» **Short problem**:
Would you set down every entry shown below, precisely as written?
— BEGIN Provided information —
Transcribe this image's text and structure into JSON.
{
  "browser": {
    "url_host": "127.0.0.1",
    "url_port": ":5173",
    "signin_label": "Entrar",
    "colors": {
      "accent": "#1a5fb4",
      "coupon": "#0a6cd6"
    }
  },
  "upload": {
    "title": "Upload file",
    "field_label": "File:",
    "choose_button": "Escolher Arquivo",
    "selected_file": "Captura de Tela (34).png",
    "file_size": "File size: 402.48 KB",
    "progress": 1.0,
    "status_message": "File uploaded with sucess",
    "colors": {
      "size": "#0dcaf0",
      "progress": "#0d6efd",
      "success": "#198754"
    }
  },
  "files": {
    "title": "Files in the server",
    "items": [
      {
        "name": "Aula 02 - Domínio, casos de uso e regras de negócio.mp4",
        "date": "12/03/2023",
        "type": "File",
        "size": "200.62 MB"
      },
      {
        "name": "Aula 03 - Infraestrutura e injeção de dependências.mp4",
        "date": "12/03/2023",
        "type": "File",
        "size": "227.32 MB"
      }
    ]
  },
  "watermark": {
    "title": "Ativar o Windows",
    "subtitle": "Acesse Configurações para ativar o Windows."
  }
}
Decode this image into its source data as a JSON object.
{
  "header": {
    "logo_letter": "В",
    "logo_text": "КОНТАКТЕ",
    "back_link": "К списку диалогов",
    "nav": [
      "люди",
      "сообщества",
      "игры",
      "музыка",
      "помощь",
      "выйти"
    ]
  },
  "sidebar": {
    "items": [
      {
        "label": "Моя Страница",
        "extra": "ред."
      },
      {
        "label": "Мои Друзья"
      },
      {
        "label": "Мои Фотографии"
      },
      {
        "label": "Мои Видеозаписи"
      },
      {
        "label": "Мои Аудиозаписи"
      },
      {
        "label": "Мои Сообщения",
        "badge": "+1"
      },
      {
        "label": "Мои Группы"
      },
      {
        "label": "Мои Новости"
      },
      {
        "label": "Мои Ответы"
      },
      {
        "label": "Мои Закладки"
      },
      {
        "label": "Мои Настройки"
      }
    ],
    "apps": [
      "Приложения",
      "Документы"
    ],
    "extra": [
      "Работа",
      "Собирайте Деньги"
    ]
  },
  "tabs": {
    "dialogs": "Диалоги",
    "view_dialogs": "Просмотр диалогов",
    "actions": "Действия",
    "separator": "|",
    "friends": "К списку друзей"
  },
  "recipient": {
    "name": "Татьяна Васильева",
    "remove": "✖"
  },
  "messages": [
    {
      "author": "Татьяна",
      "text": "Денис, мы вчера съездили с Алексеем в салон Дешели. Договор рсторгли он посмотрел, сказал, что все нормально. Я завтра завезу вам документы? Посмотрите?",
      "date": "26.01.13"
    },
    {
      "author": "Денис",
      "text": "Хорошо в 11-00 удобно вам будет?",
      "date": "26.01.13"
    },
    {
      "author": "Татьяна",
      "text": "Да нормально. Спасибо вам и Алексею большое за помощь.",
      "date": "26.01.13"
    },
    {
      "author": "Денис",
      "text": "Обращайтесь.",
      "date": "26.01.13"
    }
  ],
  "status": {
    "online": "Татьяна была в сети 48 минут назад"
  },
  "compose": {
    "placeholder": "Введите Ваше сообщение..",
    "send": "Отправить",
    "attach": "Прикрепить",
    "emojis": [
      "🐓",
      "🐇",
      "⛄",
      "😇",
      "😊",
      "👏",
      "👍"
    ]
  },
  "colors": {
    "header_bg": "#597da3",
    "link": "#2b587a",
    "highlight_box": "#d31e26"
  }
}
— END Provided information —
» **Correct response**:
Transcribe this image's text and structure into JSON.
{
  "browser": {
    "url_host": "127.0.0.1",
    "url_port": ":5173",
    "signin_label": "Entrar",
    "colors": {
      "accent": "#1a5fb4",
      "coupon": "#0a6cd6"
    }
  },
  "upload": {
    "title": "Upload file",
    "field_label": "File:",
    "choose_button": "Escolher Arquivo",
    "selected_file": "Captura de Tela (34).png",
    "file_size": "File size: 402.48 KB",
    "progress": 1.0,
    "status_message": "File uploaded with sucess",
    "colors": {
      "size": "#0dcaf0",
      "progress": "#0d6efd",
      "success": "#198754"
    }
  },
  "files": {
    "title": "Files in the server",
    "items": [
      {
        "name": "Aula 02 - Domínio, casos de uso e regras de negócio.mp4",
        "date": "12/03/2023",
        "type": "File",
        "size": "200.62 MB"
      },
      {
        "name": "Aula 03 - Infraestrutura e injeção de dependências.mp4",
        "date": "12/03/2023",
        "type": "File",
        "size": "227.32 MB"
      }
    ]
  },
  "watermark": {
    "title": "Ativar o Windows",
    "subtitle": "Acesse Configurações para ativar o Windows."
  }
}
Decode this image into its source data as a JSON object.
{
  "header": {
    "logo_letter": "В",
    "logo_text": "КОНТАКТЕ",
    "back_link": "К списку диалогов",
    "nav": [
      "люди",
      "сообщества",
      "игры",
      "музыка",
      "помощь",
      "выйти"
    ]
  },
  "sidebar": {
    "items": [
      {
        "label": "Моя Страница",
        "extra": "ред."
      },
      {
        "label": "Мои Друзья"
      },
      {
        "label": "Мои Фотографии"
      },
      {
        "label": "Мои Видеозаписи"
      },
      {
        "label": "Мои Аудиозаписи"
      },
      {
        "label": "Мои Сообщения",
        "badge": "+1"
      },
      {
        "label": "Мои Группы"
      },
      {
        "label": "Мои Новости"
      },
      {
        "label": "Мои Ответы"
      },
      {
        "label": "Мои Закладки"
      },
      {
        "label": "Мои Настройки"
      }
    ],
    "apps": [
      "Приложения",
      "Документы"
    ],
    "extra": [
      "Работа",
      "Собирайте Деньги"
    ]
  },
  "tabs": {
    "dialogs": "Диалоги",
    "view_dialogs": "Просмотр диалогов",
    "actions": "Действия",
    "separator": "|",
    "friends": "К списку друзей"
  },
  "recipient": {
    "name": "Татьяна Васильева",
    "remove": "✖"
  },
  "messages": [
    {
      "author": "Татьяна",
      "text": "Денис, мы вчера съездили с Алексеем в салон Дешели. Договор рсторгли он посмотрел, сказал, что все нормально. Я завтра завезу вам документы? Посмотрите?",
      "date": "26.01.13"
    },
    {
      "author": "Денис",
      "text": "Хорошо в 11-00 удобно вам будет?",
      "date": "26.01.13"
    },
    {
      "author": "Татьяна",
      "text": "Да нормально. Спасибо вам и Алексею большое за помощь.",
      "date": "26.01.13"
    },
    {
      "author": "Денис",
      "text": "Обращайтесь.",
      "date": "26.01.13"
    }
  ],
  "status": {
    "online": "Татьяна была в сети 48 минут назад"
  },
  "compose": {
    "placeholder": "Введите Ваше сообщение..",
    "send": "Отправить",
    "attach": "Прикрепить",
    "emojis": [
      "🐓",
      "🐇",
      "⛄",
      "😇",
      "😊",
      "👏",
      "👍"
    ]
  },
  "colors": {
    "header_bg": "#597da3",
    "link": "#2b587a",
    "highlight_box": "#d31e26"
  }
}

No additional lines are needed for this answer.